*Challenge:* Copy out all the lines where "JSON" shows up.

[Stored entries]

◆ ◆ ◆ ◆ ◆ ◆ ◆

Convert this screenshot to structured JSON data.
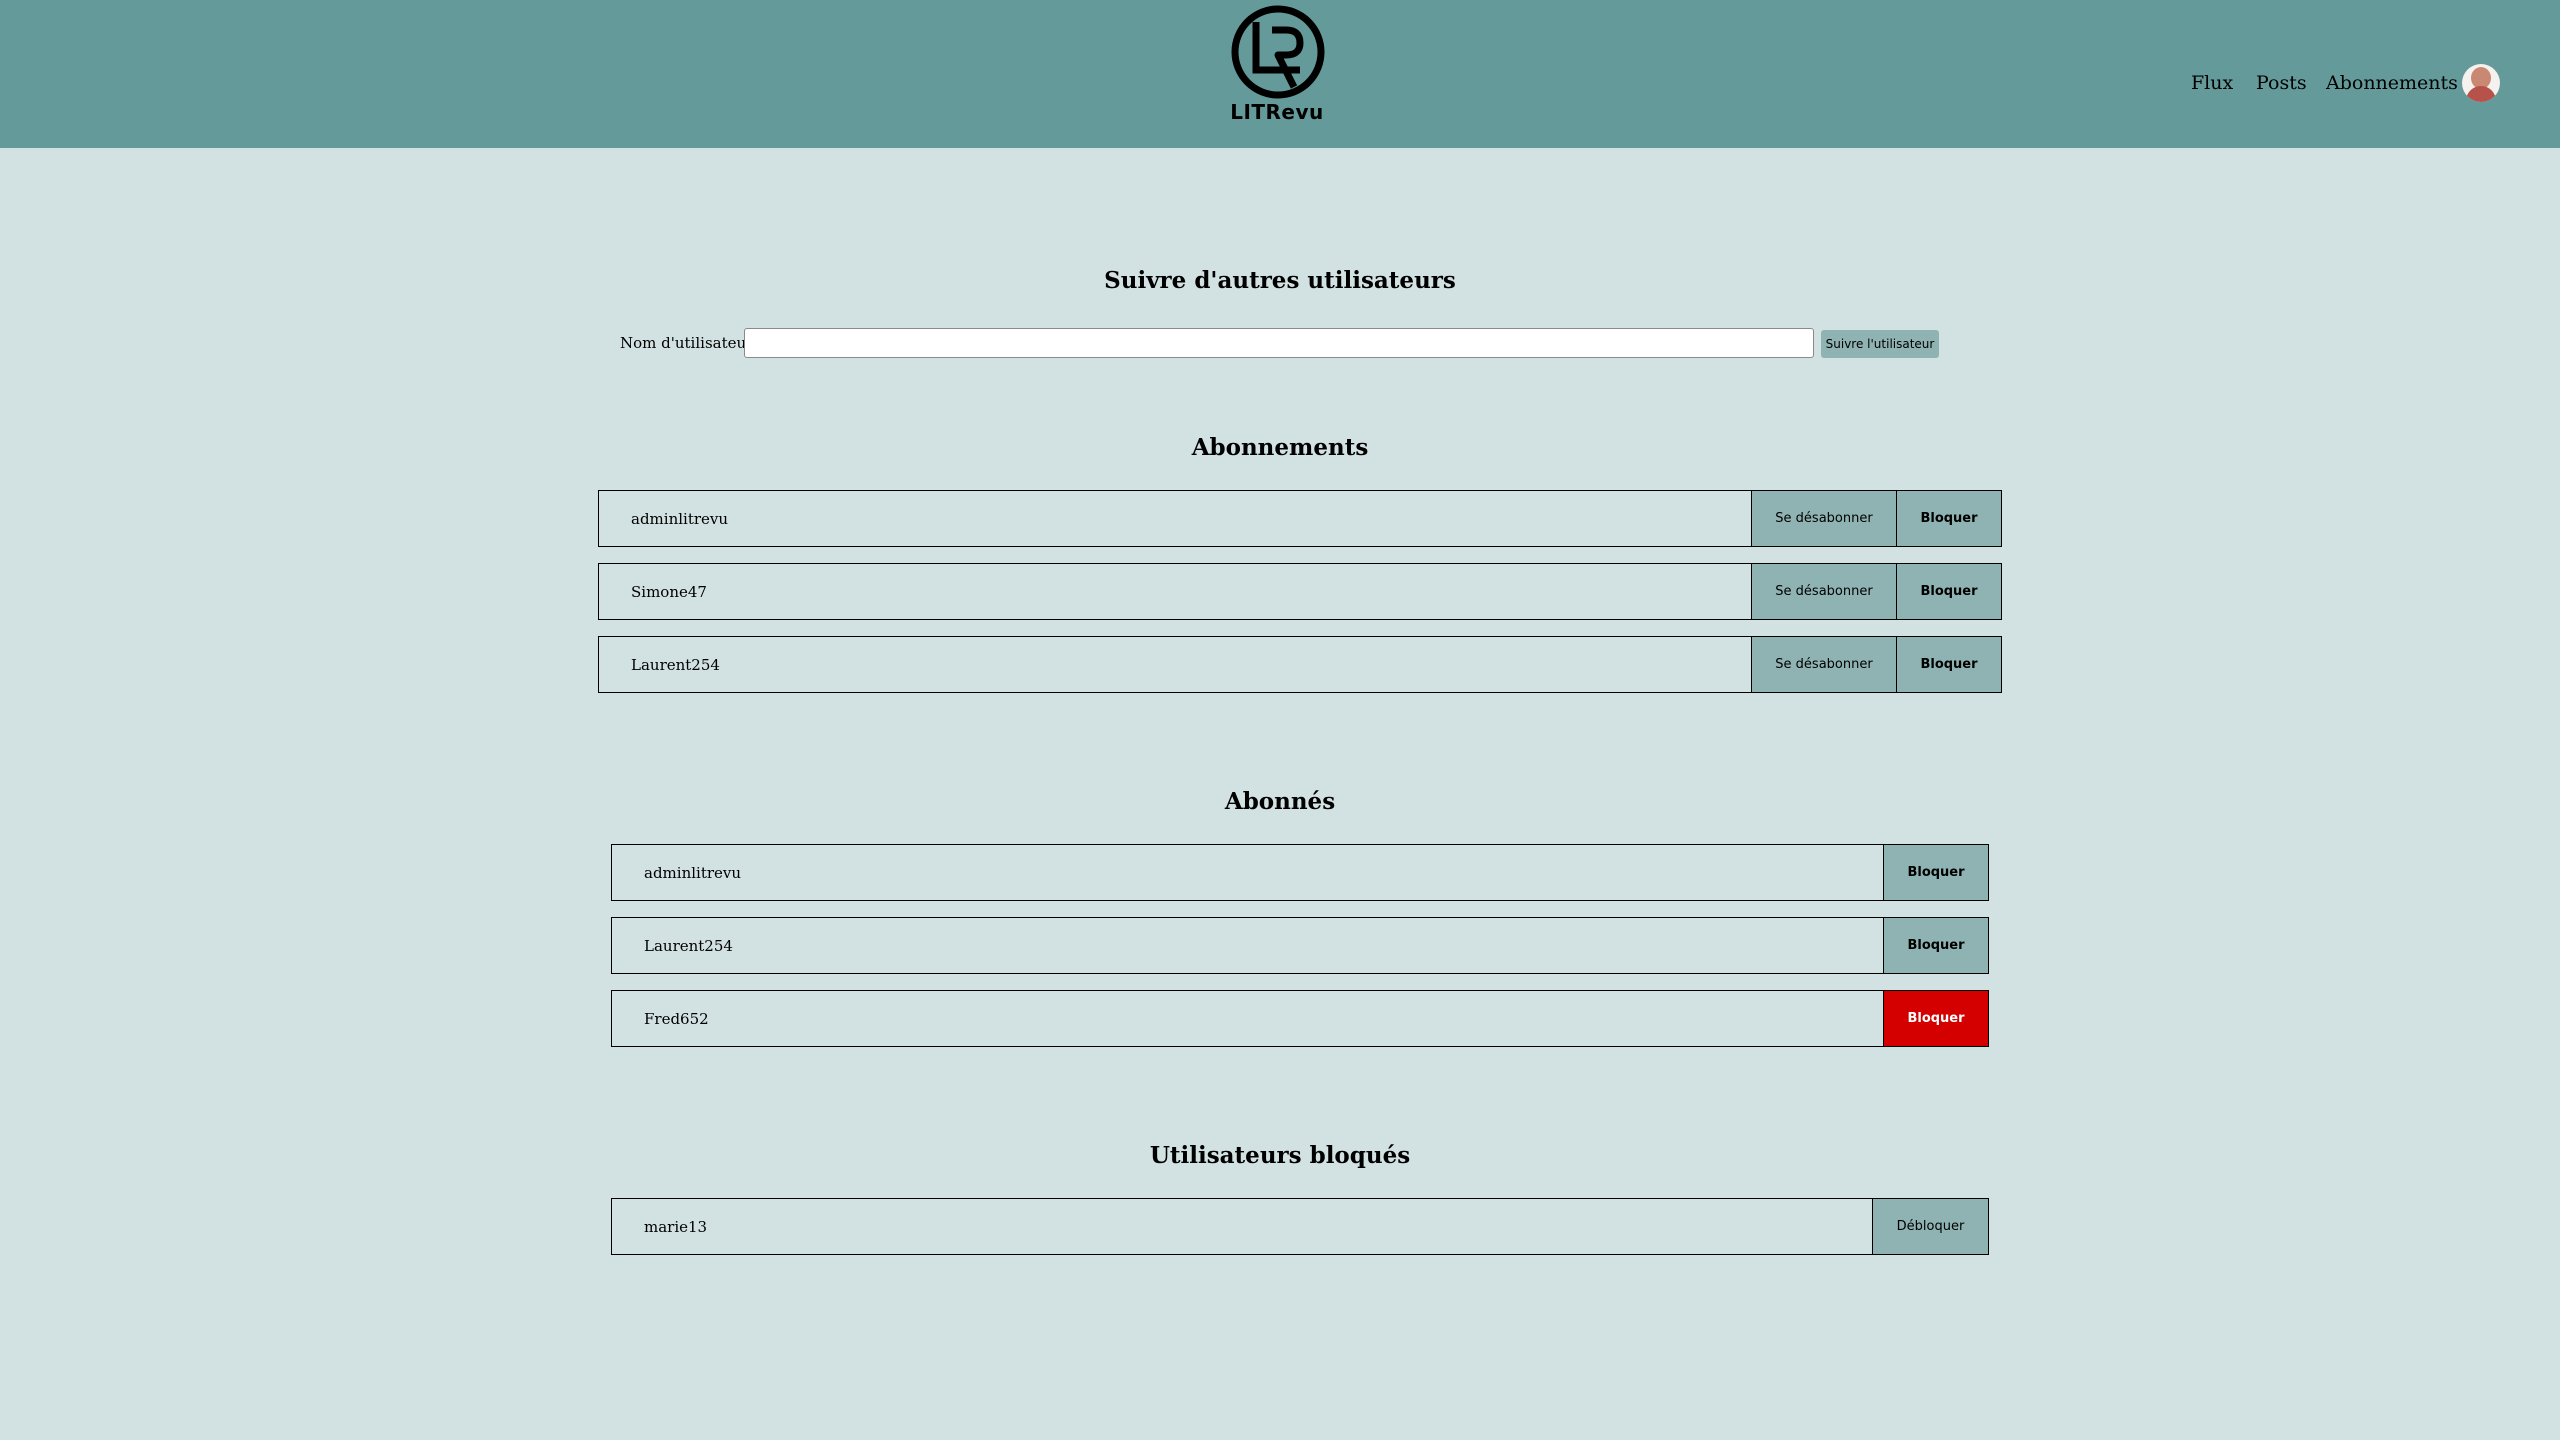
{
  "brand": {
    "name": "LITRevu"
  },
  "nav": {
    "flux": "Flux",
    "posts": "Posts",
    "abonnements": "Abonnements"
  },
  "follow": {
    "title": "Suivre d'autres utilisateurs",
    "label": "Nom d'utilisateur :",
    "value": "",
    "button": "Suivre l'utilisateur"
  },
  "abonnements": {
    "title": "Abonnements",
    "unsubscribe_label": "Se désabonner",
    "block_label": "Bloquer",
    "users": [
      "adminlitrevu",
      "Simone47",
      "Laurent254"
    ]
  },
  "abonnes": {
    "title": "Abonnés",
    "block_label": "Bloquer",
    "users": [
      "adminlitrevu",
      "Laurent254",
      "Fred652"
    ],
    "highlighted_user": "Fred652"
  },
  "bloques": {
    "title": "Utilisateurs bloqués",
    "unblock_label": "Débloquer",
    "users": [
      "marie13"
    ]
  },
  "colors": {
    "header_bg": "#659a9a",
    "page_bg": "#d2e1e1",
    "button_bg": "#8fb3b3",
    "danger": "#d40000"
  }
}
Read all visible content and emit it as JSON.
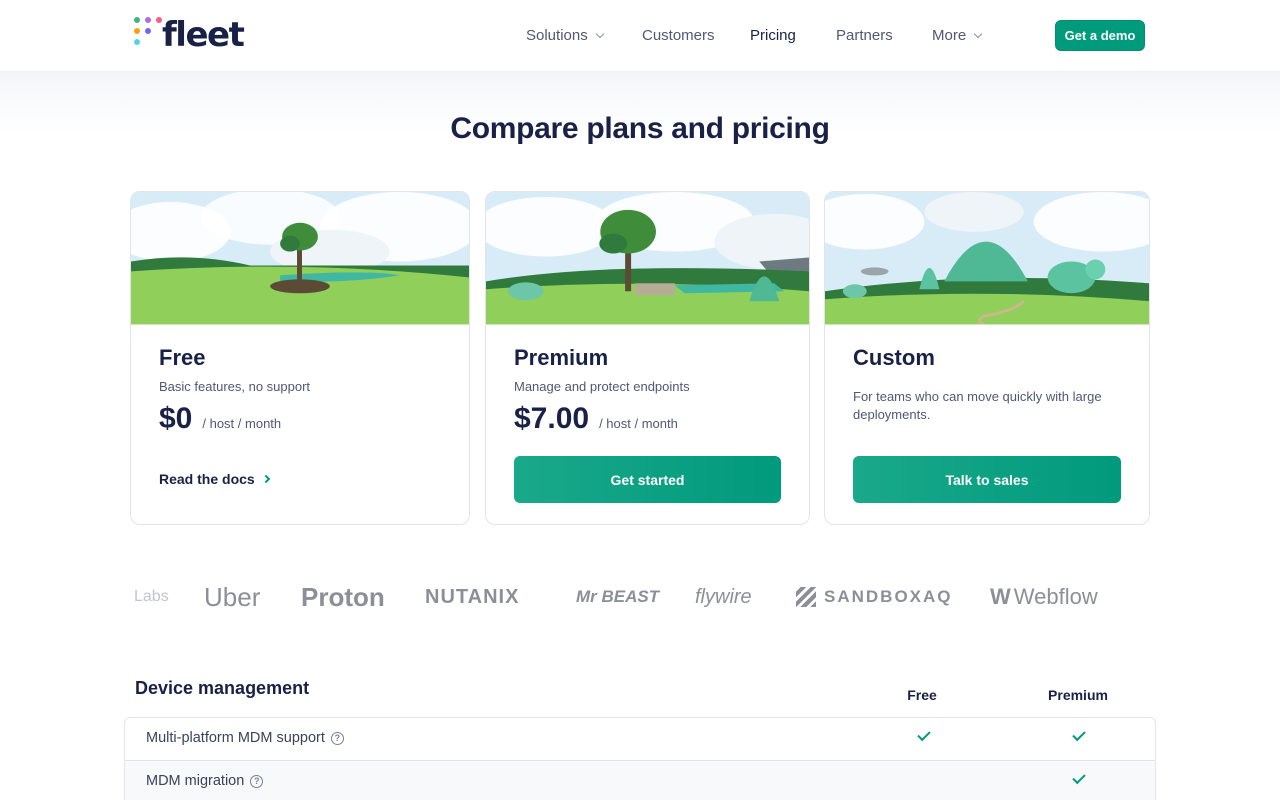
{
  "header": {
    "logo_text": "fleet",
    "nav": [
      {
        "label": "Solutions",
        "has_menu": true
      },
      {
        "label": "Customers",
        "has_menu": false
      },
      {
        "label": "Pricing",
        "has_menu": false,
        "active": true
      },
      {
        "label": "Partners",
        "has_menu": false
      },
      {
        "label": "More",
        "has_menu": true
      }
    ],
    "demo_button": "Get a demo"
  },
  "page_title": "Compare plans and pricing",
  "plans": [
    {
      "name": "Free",
      "description": "Basic features, no support",
      "price": "$0",
      "unit": "/ host / month",
      "link": "Read the docs"
    },
    {
      "name": "Premium",
      "description": "Manage and protect endpoints",
      "price": "$7.00",
      "unit": "/ host / month",
      "cta": "Get started"
    },
    {
      "name": "Custom",
      "description": "For teams who can move quickly with large deployments.",
      "cta": "Talk to sales"
    }
  ],
  "customer_logos": [
    "Labs",
    "Uber",
    "Proton",
    "NUTANIX",
    "Mr BEAST",
    "flywire",
    "SANDBOXAQ",
    "Webflow"
  ],
  "comparison": {
    "section": "Device management",
    "columns": [
      "Free",
      "Premium"
    ],
    "rows": [
      {
        "feature": "Multi-platform MDM support",
        "free": true,
        "premium": true
      },
      {
        "feature": "MDM migration",
        "free": false,
        "premium": true
      }
    ]
  },
  "colors": {
    "accent": "#009a7d",
    "text": "#192147",
    "muted": "#515774"
  }
}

◆ ◆ ◆ ◆ ◆ ◆ ◆

*Exercise response:*
Convert this screenshot to structured JSON data.
Read all visible content and emit it as JSON.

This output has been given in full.